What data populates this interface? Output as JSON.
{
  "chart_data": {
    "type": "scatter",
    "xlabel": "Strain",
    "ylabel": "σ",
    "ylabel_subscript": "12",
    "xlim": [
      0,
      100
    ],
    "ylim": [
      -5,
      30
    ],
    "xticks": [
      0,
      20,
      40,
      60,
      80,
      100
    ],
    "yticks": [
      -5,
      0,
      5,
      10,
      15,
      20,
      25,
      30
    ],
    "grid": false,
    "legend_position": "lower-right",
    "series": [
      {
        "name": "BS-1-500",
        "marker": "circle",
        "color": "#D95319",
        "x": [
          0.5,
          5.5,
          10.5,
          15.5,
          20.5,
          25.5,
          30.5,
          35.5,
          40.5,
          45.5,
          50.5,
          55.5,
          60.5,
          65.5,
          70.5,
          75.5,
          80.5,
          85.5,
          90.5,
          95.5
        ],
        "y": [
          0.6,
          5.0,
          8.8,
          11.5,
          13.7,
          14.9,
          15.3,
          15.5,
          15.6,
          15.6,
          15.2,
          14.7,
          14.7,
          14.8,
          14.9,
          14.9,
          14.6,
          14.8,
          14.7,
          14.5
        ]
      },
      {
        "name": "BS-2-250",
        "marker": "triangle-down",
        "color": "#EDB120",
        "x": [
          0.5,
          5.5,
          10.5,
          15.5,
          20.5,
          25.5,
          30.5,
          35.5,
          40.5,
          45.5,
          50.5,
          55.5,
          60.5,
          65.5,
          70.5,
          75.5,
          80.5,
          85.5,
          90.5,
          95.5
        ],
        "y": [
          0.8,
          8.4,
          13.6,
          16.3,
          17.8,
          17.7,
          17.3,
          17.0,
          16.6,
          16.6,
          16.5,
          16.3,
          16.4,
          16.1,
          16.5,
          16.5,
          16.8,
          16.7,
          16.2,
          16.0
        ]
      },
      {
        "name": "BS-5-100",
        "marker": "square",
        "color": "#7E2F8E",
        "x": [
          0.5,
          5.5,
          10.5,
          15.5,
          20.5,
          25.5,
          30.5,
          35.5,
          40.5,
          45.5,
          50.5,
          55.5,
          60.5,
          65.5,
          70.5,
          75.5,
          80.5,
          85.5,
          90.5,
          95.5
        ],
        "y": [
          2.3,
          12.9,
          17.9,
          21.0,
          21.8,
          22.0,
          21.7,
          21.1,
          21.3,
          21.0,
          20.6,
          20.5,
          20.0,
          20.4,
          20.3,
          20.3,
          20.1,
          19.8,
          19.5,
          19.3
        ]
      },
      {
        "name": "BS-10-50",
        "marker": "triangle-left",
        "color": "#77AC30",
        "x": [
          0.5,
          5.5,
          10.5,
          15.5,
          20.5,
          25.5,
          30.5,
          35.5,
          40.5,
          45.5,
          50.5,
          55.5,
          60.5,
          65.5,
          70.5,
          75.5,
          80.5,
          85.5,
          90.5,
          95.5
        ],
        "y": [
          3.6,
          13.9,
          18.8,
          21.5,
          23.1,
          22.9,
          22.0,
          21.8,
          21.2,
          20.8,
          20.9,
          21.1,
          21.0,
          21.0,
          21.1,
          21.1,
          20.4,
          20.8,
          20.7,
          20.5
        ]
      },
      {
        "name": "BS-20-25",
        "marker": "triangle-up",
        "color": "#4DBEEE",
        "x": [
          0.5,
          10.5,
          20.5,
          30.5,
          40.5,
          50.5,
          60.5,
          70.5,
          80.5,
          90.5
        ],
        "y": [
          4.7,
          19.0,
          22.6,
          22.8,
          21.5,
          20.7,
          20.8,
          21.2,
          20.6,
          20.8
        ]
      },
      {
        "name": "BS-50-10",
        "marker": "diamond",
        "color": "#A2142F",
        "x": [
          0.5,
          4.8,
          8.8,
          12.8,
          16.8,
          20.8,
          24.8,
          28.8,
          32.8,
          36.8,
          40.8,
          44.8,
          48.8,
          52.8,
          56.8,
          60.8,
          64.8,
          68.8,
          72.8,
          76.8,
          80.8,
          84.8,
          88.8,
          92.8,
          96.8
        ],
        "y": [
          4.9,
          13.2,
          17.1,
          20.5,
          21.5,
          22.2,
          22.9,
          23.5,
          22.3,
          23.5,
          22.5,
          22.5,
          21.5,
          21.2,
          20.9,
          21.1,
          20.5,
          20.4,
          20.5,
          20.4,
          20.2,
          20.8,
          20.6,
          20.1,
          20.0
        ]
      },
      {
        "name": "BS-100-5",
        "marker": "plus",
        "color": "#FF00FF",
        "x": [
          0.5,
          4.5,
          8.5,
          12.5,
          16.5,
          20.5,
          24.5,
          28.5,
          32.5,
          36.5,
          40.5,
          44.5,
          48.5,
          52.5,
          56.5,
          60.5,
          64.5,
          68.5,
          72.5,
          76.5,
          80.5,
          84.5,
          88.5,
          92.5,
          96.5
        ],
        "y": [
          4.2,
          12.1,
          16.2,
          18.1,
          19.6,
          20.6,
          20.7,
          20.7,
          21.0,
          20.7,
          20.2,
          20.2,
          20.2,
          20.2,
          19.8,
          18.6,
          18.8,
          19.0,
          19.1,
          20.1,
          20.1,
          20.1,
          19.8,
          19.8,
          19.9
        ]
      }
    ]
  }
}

**To do**:
For the entries above, state how many lines contain the word "name". Provide the number by itself.

**The answer**:
7